[Dataset records]
---------------

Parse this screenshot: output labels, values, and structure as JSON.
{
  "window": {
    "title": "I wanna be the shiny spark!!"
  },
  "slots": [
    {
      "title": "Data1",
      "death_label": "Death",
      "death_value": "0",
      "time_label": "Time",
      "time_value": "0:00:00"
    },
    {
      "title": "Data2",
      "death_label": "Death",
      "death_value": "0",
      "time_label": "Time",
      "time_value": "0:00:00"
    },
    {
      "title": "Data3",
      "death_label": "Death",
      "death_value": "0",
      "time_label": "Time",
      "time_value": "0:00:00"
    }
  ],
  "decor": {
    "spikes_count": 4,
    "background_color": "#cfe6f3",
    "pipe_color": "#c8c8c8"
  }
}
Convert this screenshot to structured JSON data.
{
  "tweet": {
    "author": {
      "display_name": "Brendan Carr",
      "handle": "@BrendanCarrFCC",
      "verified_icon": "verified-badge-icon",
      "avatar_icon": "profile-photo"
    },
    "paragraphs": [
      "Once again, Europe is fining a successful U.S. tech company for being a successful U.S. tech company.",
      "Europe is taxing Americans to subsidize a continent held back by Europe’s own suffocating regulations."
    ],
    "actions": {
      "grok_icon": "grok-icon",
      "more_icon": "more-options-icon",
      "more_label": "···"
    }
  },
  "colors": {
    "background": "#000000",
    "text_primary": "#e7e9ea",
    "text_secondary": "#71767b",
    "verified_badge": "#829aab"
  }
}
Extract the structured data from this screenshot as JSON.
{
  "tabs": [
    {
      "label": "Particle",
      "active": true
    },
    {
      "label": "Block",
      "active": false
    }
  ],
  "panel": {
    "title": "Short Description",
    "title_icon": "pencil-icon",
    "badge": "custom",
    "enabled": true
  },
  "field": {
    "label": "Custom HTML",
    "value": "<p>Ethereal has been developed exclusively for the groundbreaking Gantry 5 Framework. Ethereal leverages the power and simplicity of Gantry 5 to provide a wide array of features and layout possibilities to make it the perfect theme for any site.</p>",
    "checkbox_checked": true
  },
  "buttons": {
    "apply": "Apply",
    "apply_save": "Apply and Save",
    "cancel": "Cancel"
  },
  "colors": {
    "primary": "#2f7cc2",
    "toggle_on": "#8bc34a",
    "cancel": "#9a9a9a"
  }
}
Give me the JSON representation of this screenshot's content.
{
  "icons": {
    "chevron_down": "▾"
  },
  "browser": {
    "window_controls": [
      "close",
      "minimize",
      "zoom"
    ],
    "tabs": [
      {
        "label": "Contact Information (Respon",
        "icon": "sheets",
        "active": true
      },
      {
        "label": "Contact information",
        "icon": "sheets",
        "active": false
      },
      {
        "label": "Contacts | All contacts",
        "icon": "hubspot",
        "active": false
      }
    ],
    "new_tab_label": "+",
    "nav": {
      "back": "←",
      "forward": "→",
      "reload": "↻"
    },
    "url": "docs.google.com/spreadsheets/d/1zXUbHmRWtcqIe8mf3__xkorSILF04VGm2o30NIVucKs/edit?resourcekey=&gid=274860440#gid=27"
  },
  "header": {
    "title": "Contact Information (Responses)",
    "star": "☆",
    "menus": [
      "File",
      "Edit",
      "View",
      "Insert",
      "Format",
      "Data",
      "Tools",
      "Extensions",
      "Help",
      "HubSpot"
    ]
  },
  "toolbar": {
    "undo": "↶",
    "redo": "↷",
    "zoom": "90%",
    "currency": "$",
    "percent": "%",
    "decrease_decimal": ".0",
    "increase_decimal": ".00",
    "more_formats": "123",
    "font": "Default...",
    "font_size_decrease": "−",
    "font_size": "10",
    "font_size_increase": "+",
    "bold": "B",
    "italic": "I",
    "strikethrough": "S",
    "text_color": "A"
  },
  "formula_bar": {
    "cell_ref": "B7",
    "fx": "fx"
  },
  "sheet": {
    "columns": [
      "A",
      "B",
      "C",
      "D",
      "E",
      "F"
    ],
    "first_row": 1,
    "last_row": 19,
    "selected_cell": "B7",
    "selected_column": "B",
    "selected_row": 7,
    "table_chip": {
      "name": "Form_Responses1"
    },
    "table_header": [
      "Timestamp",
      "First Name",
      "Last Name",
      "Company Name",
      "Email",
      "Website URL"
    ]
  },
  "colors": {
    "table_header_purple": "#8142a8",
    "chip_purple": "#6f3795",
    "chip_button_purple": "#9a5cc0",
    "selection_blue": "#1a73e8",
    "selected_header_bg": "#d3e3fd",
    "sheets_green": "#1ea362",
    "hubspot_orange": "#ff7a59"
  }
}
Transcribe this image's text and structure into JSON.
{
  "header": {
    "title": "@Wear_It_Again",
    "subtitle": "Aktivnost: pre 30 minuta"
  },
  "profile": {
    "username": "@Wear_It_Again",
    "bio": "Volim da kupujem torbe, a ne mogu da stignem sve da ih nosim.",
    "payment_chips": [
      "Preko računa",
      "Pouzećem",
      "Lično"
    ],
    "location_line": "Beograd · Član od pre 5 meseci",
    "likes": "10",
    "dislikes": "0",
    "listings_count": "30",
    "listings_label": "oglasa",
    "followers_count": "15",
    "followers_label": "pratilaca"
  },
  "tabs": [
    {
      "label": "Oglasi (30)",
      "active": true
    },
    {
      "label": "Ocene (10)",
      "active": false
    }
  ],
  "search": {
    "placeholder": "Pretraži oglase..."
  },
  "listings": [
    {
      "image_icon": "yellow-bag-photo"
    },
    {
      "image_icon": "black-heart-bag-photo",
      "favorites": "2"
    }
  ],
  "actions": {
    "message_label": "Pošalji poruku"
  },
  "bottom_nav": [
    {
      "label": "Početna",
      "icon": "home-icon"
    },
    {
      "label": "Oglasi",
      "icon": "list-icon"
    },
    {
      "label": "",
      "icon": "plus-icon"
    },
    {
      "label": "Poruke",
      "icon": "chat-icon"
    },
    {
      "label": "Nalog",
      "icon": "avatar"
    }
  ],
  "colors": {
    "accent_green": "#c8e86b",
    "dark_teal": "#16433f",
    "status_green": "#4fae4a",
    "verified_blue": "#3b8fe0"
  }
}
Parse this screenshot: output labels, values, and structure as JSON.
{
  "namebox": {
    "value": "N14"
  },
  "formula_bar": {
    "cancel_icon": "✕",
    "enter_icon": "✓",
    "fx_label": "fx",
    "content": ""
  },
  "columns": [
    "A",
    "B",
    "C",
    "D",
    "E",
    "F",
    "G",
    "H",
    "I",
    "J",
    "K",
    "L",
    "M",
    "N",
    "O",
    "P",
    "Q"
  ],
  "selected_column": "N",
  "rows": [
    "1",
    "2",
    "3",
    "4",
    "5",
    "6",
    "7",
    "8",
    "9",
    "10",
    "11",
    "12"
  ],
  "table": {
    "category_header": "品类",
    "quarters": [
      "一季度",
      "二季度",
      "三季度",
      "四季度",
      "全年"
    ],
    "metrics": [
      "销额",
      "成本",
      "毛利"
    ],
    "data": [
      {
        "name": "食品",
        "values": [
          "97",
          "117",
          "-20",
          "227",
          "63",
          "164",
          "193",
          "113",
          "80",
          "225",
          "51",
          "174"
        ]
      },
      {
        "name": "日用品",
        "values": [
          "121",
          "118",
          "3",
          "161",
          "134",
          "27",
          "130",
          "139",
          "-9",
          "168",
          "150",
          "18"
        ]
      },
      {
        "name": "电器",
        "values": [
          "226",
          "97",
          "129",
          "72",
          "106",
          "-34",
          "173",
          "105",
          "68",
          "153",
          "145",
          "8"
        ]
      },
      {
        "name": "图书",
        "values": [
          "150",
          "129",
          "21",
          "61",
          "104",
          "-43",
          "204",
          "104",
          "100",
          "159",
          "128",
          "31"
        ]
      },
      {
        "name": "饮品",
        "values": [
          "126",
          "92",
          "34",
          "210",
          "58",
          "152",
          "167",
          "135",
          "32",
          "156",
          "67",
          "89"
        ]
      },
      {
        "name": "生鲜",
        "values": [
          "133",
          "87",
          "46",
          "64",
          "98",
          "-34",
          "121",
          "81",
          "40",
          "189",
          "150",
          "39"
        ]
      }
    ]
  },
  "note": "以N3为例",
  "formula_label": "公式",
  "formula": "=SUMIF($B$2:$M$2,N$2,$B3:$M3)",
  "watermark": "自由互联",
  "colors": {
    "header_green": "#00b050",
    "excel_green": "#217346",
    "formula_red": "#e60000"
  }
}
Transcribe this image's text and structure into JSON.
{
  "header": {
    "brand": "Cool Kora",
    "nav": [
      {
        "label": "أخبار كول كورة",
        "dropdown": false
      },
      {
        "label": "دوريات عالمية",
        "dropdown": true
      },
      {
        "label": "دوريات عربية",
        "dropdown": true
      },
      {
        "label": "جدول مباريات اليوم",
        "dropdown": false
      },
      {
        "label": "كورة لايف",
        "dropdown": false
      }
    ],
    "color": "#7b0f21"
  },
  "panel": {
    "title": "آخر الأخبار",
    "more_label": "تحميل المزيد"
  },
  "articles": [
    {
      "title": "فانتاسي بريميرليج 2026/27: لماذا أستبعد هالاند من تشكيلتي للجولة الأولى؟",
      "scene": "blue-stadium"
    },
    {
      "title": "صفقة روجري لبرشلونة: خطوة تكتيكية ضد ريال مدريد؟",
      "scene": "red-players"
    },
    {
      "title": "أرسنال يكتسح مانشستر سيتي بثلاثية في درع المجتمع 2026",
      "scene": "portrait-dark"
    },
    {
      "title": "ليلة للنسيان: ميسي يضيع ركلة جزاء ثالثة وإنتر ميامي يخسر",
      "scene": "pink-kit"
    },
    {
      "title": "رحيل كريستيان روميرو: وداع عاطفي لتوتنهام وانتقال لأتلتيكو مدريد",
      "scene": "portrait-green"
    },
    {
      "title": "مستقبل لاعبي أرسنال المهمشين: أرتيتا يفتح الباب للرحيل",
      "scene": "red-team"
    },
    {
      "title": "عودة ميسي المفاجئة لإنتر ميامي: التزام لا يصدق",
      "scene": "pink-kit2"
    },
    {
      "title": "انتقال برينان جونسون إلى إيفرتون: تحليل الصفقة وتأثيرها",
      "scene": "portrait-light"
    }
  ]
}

---------------

> **Task description**
Pull every line holding "structured" out of the records.

> **Problem solution**
Convert this screenshot to structured JSON data.
Extract the structured data from this screenshot as JSON.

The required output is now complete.